SUPPLIED INFORMATION:

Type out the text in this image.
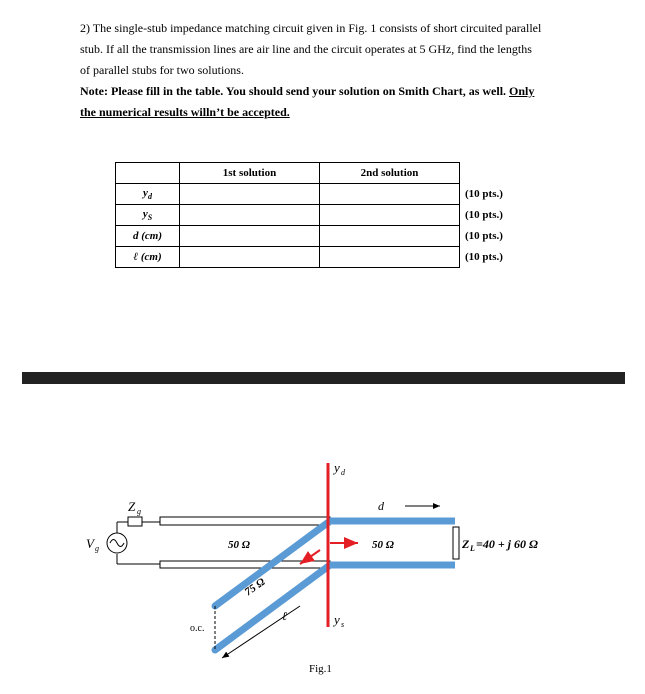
2) The single-stub impedance matching circuit given in Fig. 1 consists of short circuited parallel

stub. If all the transmission lines are air line and the circuit operates at 5 GHz, find the lengths

of parallel stubs for two solutions.

Note: Please fill in the table. You should send your solution on Smith Chart, as well. Only

the numerical results willn’t be accepted.

	1st solution	2nd solution	
$y_d$			(10 pts.)
$y_S$			(10 pts.)
d (cm)			(10 pts.)
ℓ (cm)			(10 pts.)
Z g
V g
o.c.
y d
y s
d
50 Ω	50 Ω
75 Ω
ℓ
Z L =40 + j 60 Ω
Fig.1
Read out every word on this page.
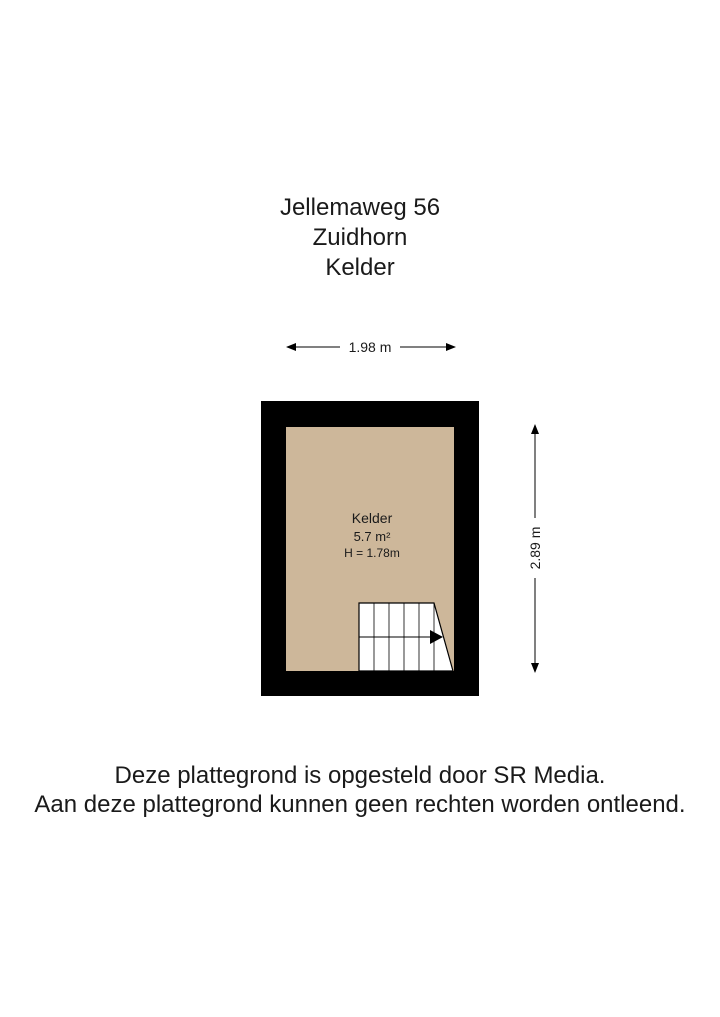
Jellemaweg 56
Zuidhorn
Kelder
1.98 m
Kelder
5.7 m²
H = 1.78m	2.89 m
Deze plattegrond is opgesteld door SR Media.
Aan deze plattegrond kunnen geen rechten worden ontleend.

THE PROBLEM:
Reproduce every line above as written, skipping pictures.

COMPLETE RESPONSE:
Type out the text in this image.
2) The single-stub impedance matching circuit given in Fig. 1 consists of short circuited parallel

stub. If all the transmission lines are air line and the circuit operates at 5 GHz, find the lengths

of parallel stubs for two solutions.

Note: Please fill in the table. You should send your solution on Smith Chart, as well. Only

the numerical results willn’t be accepted.

	1st solution	2nd solution	
$y_d$			(10 pts.)
$y_S$			(10 pts.)
d (cm)			(10 pts.)
ℓ (cm)			(10 pts.)
Z g
V g
o.c.
y d
y s
d
50 Ω	50 Ω
75 Ω
ℓ
Z L =40 + j 60 Ω
Fig.1
Read out every word on this page.
Jellemaweg 56
Zuidhorn
Kelder
1.98 m
Kelder
5.7 m²
H = 1.78m	2.89 m
Deze plattegrond is opgesteld door SR Media.
Aan deze plattegrond kunnen geen rechten worden ontleend.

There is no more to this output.